Data items:
════════════════════

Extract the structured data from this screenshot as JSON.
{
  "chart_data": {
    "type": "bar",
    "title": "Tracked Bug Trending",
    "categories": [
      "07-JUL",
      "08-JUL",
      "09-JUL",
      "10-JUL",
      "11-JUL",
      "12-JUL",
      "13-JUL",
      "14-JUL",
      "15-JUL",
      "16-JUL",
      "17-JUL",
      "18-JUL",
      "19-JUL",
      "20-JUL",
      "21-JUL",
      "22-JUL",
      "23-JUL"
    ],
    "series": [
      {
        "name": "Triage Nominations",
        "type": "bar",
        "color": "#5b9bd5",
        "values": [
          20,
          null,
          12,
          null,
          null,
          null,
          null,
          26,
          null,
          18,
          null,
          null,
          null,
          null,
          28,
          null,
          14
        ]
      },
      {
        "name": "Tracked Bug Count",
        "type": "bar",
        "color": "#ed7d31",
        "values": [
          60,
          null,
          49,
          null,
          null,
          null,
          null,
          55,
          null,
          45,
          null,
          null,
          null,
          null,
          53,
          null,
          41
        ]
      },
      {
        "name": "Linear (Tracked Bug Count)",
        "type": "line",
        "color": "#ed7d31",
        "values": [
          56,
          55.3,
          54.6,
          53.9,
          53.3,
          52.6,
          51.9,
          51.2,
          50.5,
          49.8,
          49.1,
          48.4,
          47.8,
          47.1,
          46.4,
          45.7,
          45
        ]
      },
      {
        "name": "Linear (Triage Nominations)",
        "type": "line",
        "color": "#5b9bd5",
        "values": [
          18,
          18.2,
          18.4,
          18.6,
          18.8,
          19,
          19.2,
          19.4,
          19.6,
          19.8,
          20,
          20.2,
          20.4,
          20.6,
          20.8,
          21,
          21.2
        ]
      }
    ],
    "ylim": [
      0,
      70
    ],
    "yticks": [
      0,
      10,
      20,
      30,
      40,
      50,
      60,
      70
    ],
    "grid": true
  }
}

════════════════════

Given instruction:
Write out the whole listing again, exactly as it stands.

Correct answer:
Extract the structured data from this screenshot as JSON.
{
  "chart_data": {
    "type": "bar",
    "title": "Tracked Bug Trending",
    "categories": [
      "07-JUL",
      "08-JUL",
      "09-JUL",
      "10-JUL",
      "11-JUL",
      "12-JUL",
      "13-JUL",
      "14-JUL",
      "15-JUL",
      "16-JUL",
      "17-JUL",
      "18-JUL",
      "19-JUL",
      "20-JUL",
      "21-JUL",
      "22-JUL",
      "23-JUL"
    ],
    "series": [
      {
        "name": "Triage Nominations",
        "type": "bar",
        "color": "#5b9bd5",
        "values": [
          20,
          null,
          12,
          null,
          null,
          null,
          null,
          26,
          null,
          18,
          null,
          null,
          null,
          null,
          28,
          null,
          14
        ]
      },
      {
        "name": "Tracked Bug Count",
        "type": "bar",
        "color": "#ed7d31",
        "values": [
          60,
          null,
          49,
          null,
          null,
          null,
          null,
          55,
          null,
          45,
          null,
          null,
          null,
          null,
          53,
          null,
          41
        ]
      },
      {
        "name": "Linear (Tracked Bug Count)",
        "type": "line",
        "color": "#ed7d31",
        "values": [
          56,
          55.3,
          54.6,
          53.9,
          53.3,
          52.6,
          51.9,
          51.2,
          50.5,
          49.8,
          49.1,
          48.4,
          47.8,
          47.1,
          46.4,
          45.7,
          45
        ]
      },
      {
        "name": "Linear (Triage Nominations)",
        "type": "line",
        "color": "#5b9bd5",
        "values": [
          18,
          18.2,
          18.4,
          18.6,
          18.8,
          19,
          19.2,
          19.4,
          19.6,
          19.8,
          20,
          20.2,
          20.4,
          20.6,
          20.8,
          21,
          21.2
        ]
      }
    ],
    "ylim": [
      0,
      70
    ],
    "yticks": [
      0,
      10,
      20,
      30,
      40,
      50,
      60,
      70
    ],
    "grid": true
  }
}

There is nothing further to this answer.